**SHORT EXERCISE:**
Carry none of the pictures over; set down the material below exactly.

**ENTRIES PROVIDED:**
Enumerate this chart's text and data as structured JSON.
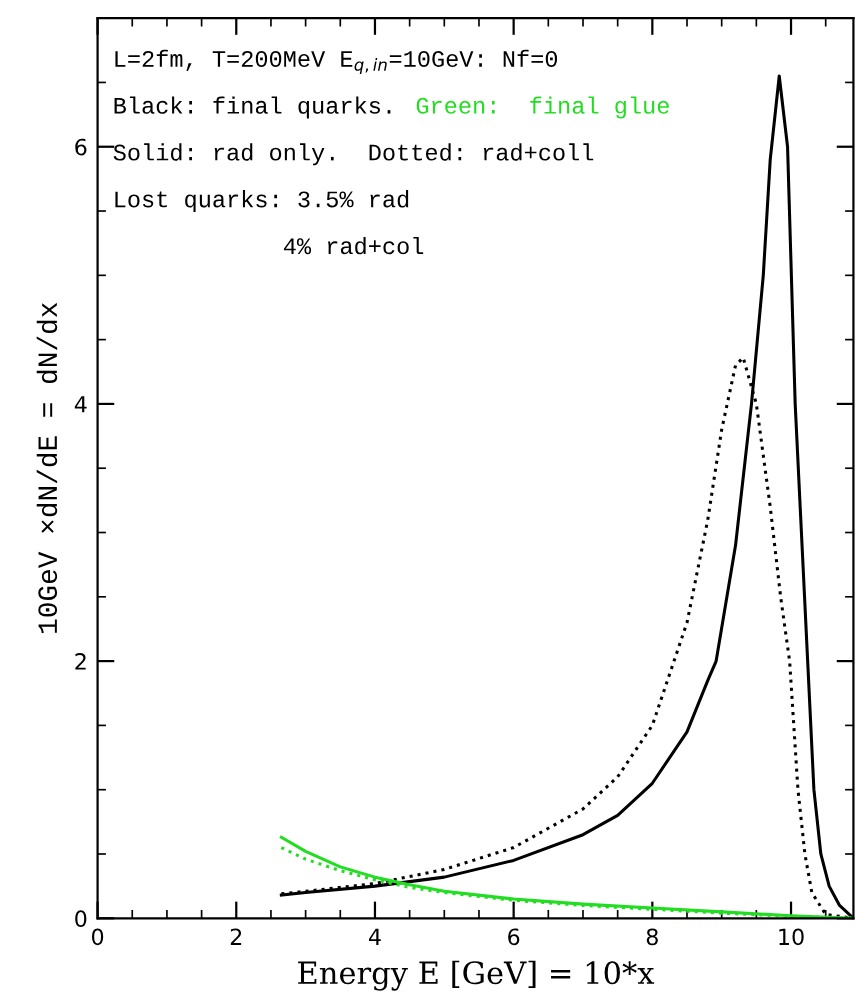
{
  "chart_data": {
    "type": "line",
    "xlabel": "Energy E [GeV] = 10*x",
    "ylabel": "10GeV ×dN/dE = dN/dx",
    "xlim": [
      0,
      10.9
    ],
    "ylim": [
      0,
      7
    ],
    "xticks": [
      0,
      2,
      4,
      6,
      8,
      10
    ],
    "yticks": [
      0,
      2,
      4,
      6
    ],
    "grid": false,
    "legend": false,
    "marker": "none",
    "annotations": [
      "L=2fm, T=200MeV E$_{q,in}$=10GeV: Nf=0",
      "Black: final quarks.",
      "Green:  final glue",
      "Solid: rad only.  Dotted: rad+coll",
      "Lost quarks: 3.5% rad",
      "            4% rad+col"
    ],
    "series": [
      {
        "color": "#000000",
        "line_style": "solid",
        "x": [
          2.65,
          3,
          4,
          5,
          6,
          7,
          7.5,
          8,
          8.5,
          8.8,
          8.92,
          9.2,
          9.43,
          9.6,
          9.7,
          9.83,
          9.95,
          10.06,
          10.15,
          10.24,
          10.33,
          10.43,
          10.55,
          10.7,
          10.9
        ],
        "values": [
          0.18,
          0.2,
          0.25,
          0.32,
          0.45,
          0.65,
          0.8,
          1.05,
          1.45,
          1.85,
          2.0,
          2.9,
          4.0,
          5.0,
          5.9,
          6.55,
          6.0,
          4.0,
          3.0,
          2.0,
          1.0,
          0.5,
          0.25,
          0.1,
          0.0
        ]
      },
      {
        "color": "#000000",
        "line_style": "dotted",
        "x": [
          2.65,
          3,
          4,
          5,
          6,
          7,
          7.5,
          8,
          8.5,
          8.8,
          9.0,
          9.2,
          9.31,
          9.5,
          9.7,
          9.85,
          9.98,
          10.1,
          10.2,
          10.3,
          10.5,
          10.9
        ],
        "values": [
          0.19,
          0.21,
          0.27,
          0.38,
          0.55,
          0.85,
          1.1,
          1.5,
          2.3,
          3.1,
          3.8,
          4.3,
          4.36,
          4.0,
          3.2,
          2.5,
          2.0,
          1.0,
          0.5,
          0.2,
          0.03,
          0.0
        ]
      },
      {
        "color": "#22dd22",
        "line_style": "solid",
        "x": [
          2.65,
          3,
          3.5,
          4,
          4.5,
          5,
          6,
          7,
          8,
          9,
          10,
          10.9
        ],
        "values": [
          0.63,
          0.52,
          0.4,
          0.32,
          0.26,
          0.21,
          0.15,
          0.11,
          0.08,
          0.05,
          0.02,
          0.0
        ]
      },
      {
        "color": "#22dd22",
        "line_style": "dotted",
        "x": [
          2.65,
          3,
          3.5,
          4,
          4.5,
          5,
          6,
          7,
          8,
          9,
          10,
          10.9
        ],
        "values": [
          0.55,
          0.46,
          0.37,
          0.3,
          0.24,
          0.2,
          0.14,
          0.1,
          0.07,
          0.04,
          0.015,
          0.0
        ]
      }
    ]
  }
}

**ANSWER TO THIS EXERCISE:**
Enumerate this chart's text and data as structured JSON.
{
  "chart_data": {
    "type": "line",
    "xlabel": "Energy E [GeV] = 10*x",
    "ylabel": "10GeV ×dN/dE = dN/dx",
    "xlim": [
      0,
      10.9
    ],
    "ylim": [
      0,
      7
    ],
    "xticks": [
      0,
      2,
      4,
      6,
      8,
      10
    ],
    "yticks": [
      0,
      2,
      4,
      6
    ],
    "grid": false,
    "legend": false,
    "marker": "none",
    "annotations": [
      "L=2fm, T=200MeV E$_{q,in}$=10GeV: Nf=0",
      "Black: final quarks.",
      "Green:  final glue",
      "Solid: rad only.  Dotted: rad+coll",
      "Lost quarks: 3.5% rad",
      "            4% rad+col"
    ],
    "series": [
      {
        "color": "#000000",
        "line_style": "solid",
        "x": [
          2.65,
          3,
          4,
          5,
          6,
          7,
          7.5,
          8,
          8.5,
          8.8,
          8.92,
          9.2,
          9.43,
          9.6,
          9.7,
          9.83,
          9.95,
          10.06,
          10.15,
          10.24,
          10.33,
          10.43,
          10.55,
          10.7,
          10.9
        ],
        "values": [
          0.18,
          0.2,
          0.25,
          0.32,
          0.45,
          0.65,
          0.8,
          1.05,
          1.45,
          1.85,
          2.0,
          2.9,
          4.0,
          5.0,
          5.9,
          6.55,
          6.0,
          4.0,
          3.0,
          2.0,
          1.0,
          0.5,
          0.25,
          0.1,
          0.0
        ]
      },
      {
        "color": "#000000",
        "line_style": "dotted",
        "x": [
          2.65,
          3,
          4,
          5,
          6,
          7,
          7.5,
          8,
          8.5,
          8.8,
          9.0,
          9.2,
          9.31,
          9.5,
          9.7,
          9.85,
          9.98,
          10.1,
          10.2,
          10.3,
          10.5,
          10.9
        ],
        "values": [
          0.19,
          0.21,
          0.27,
          0.38,
          0.55,
          0.85,
          1.1,
          1.5,
          2.3,
          3.1,
          3.8,
          4.3,
          4.36,
          4.0,
          3.2,
          2.5,
          2.0,
          1.0,
          0.5,
          0.2,
          0.03,
          0.0
        ]
      },
      {
        "color": "#22dd22",
        "line_style": "solid",
        "x": [
          2.65,
          3,
          3.5,
          4,
          4.5,
          5,
          6,
          7,
          8,
          9,
          10,
          10.9
        ],
        "values": [
          0.63,
          0.52,
          0.4,
          0.32,
          0.26,
          0.21,
          0.15,
          0.11,
          0.08,
          0.05,
          0.02,
          0.0
        ]
      },
      {
        "color": "#22dd22",
        "line_style": "dotted",
        "x": [
          2.65,
          3,
          3.5,
          4,
          4.5,
          5,
          6,
          7,
          8,
          9,
          10,
          10.9
        ],
        "values": [
          0.55,
          0.46,
          0.37,
          0.3,
          0.24,
          0.2,
          0.14,
          0.1,
          0.07,
          0.04,
          0.015,
          0.0
        ]
      }
    ]
  }
}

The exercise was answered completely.